§ Task instructions:
Give the data below again, word for word.

Stored data:

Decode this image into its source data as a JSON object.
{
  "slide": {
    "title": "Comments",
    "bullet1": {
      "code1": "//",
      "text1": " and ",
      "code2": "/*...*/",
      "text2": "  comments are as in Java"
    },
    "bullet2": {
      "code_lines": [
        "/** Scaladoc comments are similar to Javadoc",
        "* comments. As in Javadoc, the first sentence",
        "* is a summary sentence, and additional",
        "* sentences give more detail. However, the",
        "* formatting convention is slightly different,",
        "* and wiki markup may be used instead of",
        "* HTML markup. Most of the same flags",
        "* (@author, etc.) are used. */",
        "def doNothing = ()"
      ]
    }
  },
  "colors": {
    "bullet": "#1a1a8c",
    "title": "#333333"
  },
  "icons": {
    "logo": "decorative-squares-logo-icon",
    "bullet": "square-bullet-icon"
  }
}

§ The solution:
Decode this image into its source data as a JSON object.
{
  "slide": {
    "title": "Comments",
    "bullet1": {
      "code1": "//",
      "text1": " and ",
      "code2": "/*...*/",
      "text2": "  comments are as in Java"
    },
    "bullet2": {
      "code_lines": [
        "/** Scaladoc comments are similar to Javadoc",
        "* comments. As in Javadoc, the first sentence",
        "* is a summary sentence, and additional",
        "* sentences give more detail. However, the",
        "* formatting convention is slightly different,",
        "* and wiki markup may be used instead of",
        "* HTML markup. Most of the same flags",
        "* (@author, etc.) are used. */",
        "def doNothing = ()"
      ]
    }
  },
  "colors": {
    "bullet": "#1a1a8c",
    "title": "#333333"
  },
  "icons": {
    "logo": "decorative-squares-logo-icon",
    "bullet": "square-bullet-icon"
  }
}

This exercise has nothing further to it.